▶ **Work to be completed**:
What lines in this listing contain the string "Lung"? Report each one by copying it.

[[ Records for this task open ]]

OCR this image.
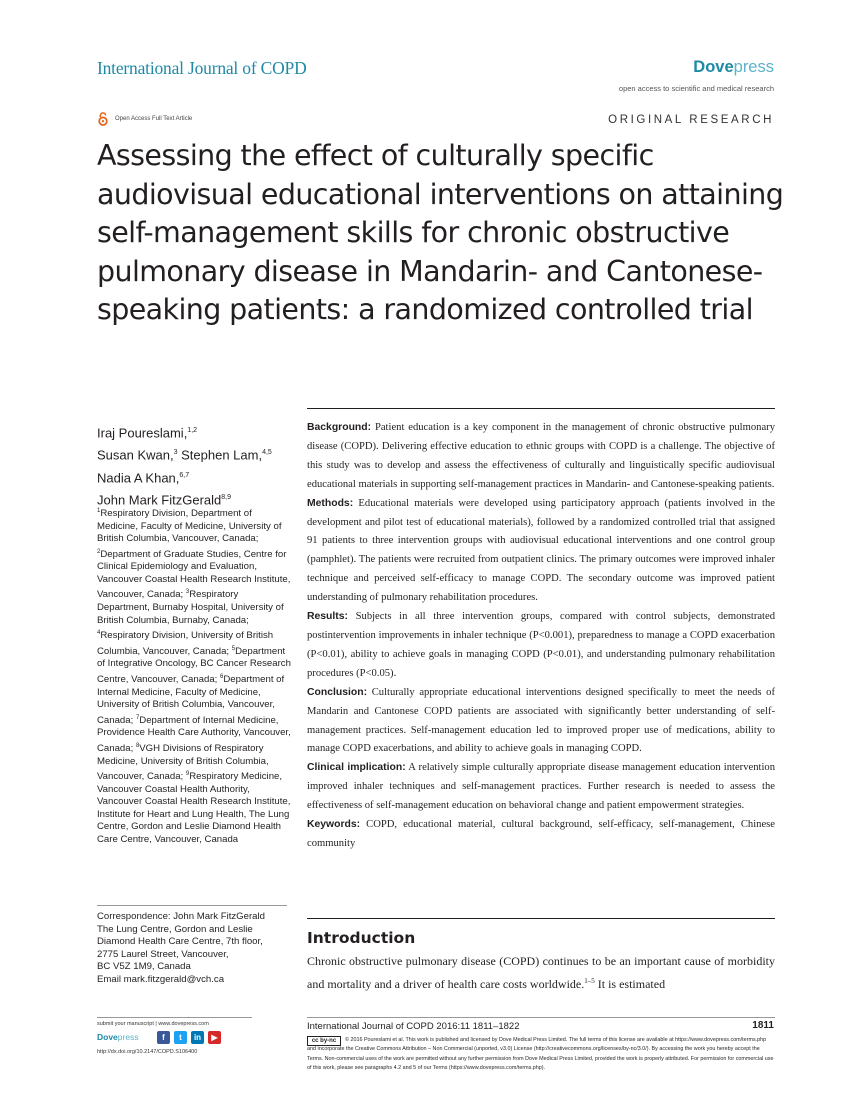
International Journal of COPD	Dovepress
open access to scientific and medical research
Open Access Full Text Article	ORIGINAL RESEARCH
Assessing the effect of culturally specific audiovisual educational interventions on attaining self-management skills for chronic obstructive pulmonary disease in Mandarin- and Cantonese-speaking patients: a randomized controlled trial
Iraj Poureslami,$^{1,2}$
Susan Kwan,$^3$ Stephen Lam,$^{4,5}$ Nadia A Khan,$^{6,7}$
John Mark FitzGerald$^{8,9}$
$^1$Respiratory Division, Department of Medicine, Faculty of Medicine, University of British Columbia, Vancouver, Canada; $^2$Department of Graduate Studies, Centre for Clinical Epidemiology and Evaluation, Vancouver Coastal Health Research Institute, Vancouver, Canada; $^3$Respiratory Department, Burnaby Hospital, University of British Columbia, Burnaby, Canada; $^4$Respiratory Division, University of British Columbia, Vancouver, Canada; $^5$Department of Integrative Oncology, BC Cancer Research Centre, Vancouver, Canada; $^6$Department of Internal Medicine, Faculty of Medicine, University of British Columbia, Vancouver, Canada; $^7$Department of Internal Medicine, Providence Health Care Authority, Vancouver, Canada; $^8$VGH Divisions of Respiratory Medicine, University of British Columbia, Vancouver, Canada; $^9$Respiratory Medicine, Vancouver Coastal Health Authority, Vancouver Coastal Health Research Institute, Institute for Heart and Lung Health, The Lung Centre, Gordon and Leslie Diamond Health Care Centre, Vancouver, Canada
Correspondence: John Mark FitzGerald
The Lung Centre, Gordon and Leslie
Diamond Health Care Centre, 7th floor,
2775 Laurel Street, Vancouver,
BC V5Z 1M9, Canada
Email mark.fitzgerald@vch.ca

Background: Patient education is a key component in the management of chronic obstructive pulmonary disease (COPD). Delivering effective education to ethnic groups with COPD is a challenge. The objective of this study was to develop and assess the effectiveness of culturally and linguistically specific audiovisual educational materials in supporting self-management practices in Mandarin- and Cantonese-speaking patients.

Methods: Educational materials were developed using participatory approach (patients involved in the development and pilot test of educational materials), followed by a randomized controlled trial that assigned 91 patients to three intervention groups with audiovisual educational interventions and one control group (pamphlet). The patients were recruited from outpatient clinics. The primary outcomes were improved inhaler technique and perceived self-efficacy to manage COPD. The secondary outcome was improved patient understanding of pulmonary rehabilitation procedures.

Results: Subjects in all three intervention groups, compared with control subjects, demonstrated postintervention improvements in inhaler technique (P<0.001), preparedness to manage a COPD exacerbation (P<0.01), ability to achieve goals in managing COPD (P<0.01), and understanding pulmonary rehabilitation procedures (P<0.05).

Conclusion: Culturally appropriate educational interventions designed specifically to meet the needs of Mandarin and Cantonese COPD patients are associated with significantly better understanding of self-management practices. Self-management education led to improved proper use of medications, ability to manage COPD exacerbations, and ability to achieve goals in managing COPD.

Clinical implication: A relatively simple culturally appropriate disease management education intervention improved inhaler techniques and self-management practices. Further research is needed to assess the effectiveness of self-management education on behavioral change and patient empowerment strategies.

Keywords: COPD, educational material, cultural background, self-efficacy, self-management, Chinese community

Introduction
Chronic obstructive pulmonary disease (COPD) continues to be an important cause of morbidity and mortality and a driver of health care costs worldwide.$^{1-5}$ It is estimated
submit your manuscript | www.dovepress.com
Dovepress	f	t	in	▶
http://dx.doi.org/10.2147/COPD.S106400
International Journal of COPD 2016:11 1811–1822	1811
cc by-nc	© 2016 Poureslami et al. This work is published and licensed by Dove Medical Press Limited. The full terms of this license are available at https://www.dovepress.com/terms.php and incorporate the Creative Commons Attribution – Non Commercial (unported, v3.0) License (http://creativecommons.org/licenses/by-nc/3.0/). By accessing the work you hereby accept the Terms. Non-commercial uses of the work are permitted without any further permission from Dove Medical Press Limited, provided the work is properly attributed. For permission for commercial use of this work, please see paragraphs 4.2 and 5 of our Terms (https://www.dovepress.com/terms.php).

[[ Records for this task closed ]]

▶ **Response area**:
$^1$Respiratory Division, Department of Medicine, Faculty of Medicine, University of British Columbia, Vancouver, Canada; $^2$Department of Graduate Studies, Centre for Clinical Epidemiology and Evaluation, Vancouver Coastal Health Research Institute, Vancouver, Canada; $^3$Respiratory Department, Burnaby Hospital, University of British Columbia, Burnaby, Canada; $^4$Respiratory Division, University of British Columbia, Vancouver, Canada; $^5$Department of Integrative Oncology, BC Cancer Research Centre, Vancouver, Canada; $^6$Department of Internal Medicine, Faculty of Medicine, University of British Columbia, Vancouver, Canada; $^7$Department of Internal Medicine, Providence Health Care Authority, Vancouver, Canada; $^8$VGH Divisions of Respiratory Medicine, University of British Columbia, Vancouver, Canada; $^9$Respiratory Medicine, Vancouver Coastal Health Authority, Vancouver Coastal Health Research Institute, Institute for Heart and Lung Health, The Lung Centre, Gordon and Leslie Diamond Health Care Centre, Vancouver, Canada
The Lung Centre, Gordon and Leslie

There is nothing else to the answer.